Data records:
* * * * * * *
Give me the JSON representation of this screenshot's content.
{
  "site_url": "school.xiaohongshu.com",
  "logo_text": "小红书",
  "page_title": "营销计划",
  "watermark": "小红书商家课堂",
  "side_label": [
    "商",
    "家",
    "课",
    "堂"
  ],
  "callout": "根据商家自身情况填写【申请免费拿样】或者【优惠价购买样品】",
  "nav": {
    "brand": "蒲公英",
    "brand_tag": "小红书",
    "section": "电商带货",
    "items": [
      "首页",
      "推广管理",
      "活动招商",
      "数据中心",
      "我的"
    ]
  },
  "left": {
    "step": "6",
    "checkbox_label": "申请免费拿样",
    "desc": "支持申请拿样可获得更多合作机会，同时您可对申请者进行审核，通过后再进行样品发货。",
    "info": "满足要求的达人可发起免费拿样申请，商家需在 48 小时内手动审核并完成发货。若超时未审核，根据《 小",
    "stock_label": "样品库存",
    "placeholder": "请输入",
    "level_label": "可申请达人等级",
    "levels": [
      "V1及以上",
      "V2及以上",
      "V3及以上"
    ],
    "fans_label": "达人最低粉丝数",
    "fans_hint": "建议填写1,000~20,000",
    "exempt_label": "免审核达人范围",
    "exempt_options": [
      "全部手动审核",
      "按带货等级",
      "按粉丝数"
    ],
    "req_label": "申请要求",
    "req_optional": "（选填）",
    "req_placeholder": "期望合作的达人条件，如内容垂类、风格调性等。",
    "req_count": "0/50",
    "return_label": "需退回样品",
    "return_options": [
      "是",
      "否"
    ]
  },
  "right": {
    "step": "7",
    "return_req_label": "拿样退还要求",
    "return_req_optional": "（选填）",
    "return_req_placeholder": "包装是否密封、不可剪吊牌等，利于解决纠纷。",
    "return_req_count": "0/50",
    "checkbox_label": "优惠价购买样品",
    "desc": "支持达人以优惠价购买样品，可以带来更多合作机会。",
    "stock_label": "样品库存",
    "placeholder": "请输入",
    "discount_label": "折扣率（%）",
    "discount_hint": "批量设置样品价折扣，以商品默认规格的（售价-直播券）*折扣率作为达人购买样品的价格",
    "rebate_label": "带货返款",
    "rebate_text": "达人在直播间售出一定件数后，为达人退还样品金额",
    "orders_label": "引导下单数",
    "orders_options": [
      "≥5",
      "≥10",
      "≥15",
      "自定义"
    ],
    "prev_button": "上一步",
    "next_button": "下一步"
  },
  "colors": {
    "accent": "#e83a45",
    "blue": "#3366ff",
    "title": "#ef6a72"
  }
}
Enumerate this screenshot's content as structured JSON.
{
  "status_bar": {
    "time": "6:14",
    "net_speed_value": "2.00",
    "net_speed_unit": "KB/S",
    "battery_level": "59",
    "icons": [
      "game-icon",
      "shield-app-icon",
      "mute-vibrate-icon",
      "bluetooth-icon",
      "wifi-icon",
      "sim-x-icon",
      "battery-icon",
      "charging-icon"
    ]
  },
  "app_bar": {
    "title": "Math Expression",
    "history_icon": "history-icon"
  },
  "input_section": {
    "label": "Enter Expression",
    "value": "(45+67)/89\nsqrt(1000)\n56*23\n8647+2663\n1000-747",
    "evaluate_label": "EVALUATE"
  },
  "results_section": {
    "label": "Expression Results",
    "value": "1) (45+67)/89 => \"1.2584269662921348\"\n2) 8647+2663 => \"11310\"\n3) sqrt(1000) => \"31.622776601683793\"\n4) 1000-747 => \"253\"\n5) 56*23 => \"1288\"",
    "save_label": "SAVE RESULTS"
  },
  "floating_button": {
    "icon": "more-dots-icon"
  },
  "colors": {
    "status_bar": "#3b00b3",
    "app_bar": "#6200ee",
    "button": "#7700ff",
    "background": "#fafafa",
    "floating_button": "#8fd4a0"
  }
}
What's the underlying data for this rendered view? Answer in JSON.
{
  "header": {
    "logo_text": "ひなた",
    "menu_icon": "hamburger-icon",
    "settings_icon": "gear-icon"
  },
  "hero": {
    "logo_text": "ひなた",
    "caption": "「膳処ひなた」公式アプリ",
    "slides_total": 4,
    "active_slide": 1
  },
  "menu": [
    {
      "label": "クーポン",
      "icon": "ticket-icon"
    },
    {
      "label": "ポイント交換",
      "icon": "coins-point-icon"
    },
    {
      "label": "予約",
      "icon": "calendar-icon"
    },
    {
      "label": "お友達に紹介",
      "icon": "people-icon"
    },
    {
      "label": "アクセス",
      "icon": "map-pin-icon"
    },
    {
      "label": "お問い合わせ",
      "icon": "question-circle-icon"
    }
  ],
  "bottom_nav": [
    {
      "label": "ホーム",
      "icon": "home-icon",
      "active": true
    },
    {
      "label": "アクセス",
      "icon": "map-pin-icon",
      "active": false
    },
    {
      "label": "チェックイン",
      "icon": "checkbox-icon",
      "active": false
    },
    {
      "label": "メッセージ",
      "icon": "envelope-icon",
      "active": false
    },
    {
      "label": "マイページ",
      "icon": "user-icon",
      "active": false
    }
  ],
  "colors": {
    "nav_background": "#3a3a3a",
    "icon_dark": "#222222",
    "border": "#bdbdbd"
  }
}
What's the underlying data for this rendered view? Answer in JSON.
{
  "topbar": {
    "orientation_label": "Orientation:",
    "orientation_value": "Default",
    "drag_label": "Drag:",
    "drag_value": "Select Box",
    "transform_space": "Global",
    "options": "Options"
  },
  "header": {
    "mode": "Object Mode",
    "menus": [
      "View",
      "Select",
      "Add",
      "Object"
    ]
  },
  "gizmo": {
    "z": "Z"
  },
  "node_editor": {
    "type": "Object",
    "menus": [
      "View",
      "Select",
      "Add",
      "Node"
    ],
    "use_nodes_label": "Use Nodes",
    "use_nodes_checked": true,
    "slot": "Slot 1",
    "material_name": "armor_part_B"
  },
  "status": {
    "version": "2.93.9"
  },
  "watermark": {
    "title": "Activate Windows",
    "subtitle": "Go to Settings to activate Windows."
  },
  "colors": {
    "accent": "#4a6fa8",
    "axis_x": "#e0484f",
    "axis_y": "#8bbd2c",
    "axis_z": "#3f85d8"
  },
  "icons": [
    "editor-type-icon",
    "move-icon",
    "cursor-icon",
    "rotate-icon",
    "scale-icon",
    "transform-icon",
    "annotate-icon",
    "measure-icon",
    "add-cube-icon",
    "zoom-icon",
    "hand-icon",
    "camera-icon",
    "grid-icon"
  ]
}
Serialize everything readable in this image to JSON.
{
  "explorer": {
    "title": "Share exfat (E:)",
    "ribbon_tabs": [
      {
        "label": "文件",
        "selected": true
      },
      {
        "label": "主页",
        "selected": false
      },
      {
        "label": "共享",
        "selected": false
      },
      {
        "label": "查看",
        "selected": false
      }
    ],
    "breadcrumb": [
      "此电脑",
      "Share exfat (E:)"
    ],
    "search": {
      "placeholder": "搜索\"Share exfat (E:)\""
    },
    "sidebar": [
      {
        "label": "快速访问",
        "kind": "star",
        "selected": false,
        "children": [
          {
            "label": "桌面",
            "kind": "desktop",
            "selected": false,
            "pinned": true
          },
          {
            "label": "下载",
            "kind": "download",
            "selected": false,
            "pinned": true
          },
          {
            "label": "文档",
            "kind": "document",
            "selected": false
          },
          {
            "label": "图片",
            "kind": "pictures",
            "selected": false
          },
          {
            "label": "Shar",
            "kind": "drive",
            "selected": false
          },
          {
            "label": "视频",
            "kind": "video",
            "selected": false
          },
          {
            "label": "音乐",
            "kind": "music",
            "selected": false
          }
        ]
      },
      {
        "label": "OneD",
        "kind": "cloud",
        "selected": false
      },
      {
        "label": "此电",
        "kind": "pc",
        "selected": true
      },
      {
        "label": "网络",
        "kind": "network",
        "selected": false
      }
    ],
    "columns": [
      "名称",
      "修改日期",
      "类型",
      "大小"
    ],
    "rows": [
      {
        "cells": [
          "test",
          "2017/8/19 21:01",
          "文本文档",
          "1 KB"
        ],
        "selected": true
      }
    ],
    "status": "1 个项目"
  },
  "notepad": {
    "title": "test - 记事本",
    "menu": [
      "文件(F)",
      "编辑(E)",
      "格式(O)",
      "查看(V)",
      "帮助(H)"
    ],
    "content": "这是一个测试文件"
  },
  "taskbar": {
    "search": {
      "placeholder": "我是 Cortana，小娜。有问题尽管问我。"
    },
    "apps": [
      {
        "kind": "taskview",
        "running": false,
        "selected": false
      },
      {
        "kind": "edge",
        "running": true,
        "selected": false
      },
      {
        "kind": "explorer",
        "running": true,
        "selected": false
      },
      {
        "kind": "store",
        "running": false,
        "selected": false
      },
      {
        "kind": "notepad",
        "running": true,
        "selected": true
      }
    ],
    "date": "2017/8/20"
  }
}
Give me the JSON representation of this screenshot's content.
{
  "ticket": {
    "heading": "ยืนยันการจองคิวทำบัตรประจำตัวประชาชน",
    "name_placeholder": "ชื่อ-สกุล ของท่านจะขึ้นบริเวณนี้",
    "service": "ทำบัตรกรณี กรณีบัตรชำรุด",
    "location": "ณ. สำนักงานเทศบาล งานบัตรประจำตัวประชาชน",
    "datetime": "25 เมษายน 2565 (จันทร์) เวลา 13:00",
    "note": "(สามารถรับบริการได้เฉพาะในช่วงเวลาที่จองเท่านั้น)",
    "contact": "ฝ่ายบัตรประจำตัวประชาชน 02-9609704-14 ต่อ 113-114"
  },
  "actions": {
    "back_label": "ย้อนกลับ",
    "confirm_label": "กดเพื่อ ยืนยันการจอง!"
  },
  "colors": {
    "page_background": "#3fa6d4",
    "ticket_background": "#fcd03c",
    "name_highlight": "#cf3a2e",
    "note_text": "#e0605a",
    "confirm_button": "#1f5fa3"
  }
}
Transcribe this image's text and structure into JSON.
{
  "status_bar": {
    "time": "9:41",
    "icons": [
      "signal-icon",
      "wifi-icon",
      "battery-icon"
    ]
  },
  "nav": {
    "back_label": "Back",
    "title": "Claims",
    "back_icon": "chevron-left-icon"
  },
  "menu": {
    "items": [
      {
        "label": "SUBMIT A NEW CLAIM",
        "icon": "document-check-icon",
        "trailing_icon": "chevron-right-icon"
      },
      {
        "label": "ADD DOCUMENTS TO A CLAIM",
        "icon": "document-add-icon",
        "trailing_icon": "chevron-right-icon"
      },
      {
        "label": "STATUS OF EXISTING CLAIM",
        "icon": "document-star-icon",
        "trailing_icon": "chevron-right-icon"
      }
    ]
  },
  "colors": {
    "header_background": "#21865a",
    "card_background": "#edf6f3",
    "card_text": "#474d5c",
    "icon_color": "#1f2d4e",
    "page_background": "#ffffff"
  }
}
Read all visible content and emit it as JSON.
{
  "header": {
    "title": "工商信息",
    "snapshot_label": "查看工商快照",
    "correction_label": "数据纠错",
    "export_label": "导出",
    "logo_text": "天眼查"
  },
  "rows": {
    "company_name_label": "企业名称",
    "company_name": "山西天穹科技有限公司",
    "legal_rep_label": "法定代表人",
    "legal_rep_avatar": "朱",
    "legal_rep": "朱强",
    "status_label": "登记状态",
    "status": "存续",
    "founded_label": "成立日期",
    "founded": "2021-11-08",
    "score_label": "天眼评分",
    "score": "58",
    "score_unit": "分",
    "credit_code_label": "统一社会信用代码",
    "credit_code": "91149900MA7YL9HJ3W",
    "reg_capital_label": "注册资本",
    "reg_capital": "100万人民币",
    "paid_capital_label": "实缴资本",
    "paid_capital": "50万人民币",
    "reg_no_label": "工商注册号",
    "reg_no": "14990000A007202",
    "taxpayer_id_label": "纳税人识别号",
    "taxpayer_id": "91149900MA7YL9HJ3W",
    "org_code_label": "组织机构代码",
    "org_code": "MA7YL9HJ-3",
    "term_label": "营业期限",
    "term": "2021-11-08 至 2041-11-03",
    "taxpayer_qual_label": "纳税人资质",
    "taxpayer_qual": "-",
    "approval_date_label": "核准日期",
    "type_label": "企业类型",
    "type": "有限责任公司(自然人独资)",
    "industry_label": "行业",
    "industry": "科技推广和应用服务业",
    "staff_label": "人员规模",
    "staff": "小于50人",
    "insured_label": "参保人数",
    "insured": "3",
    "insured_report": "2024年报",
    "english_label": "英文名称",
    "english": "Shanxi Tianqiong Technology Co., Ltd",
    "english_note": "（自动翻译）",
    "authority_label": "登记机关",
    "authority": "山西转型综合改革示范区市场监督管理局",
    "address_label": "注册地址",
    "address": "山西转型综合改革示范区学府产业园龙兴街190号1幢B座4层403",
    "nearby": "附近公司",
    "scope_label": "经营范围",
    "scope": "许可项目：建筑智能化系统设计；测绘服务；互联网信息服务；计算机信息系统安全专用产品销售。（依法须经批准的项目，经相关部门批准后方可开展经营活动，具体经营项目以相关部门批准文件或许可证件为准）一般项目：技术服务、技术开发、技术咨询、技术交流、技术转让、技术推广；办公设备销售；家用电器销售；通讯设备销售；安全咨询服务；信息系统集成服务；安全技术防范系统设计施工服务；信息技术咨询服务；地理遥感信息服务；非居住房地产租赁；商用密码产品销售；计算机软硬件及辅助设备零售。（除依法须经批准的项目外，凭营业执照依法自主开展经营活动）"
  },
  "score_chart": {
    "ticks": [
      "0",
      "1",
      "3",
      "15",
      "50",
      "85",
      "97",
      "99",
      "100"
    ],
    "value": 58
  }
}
* * * * * * *
Short task: Provide solely the number of lines in the data that include the word "exfat".

Task result: 3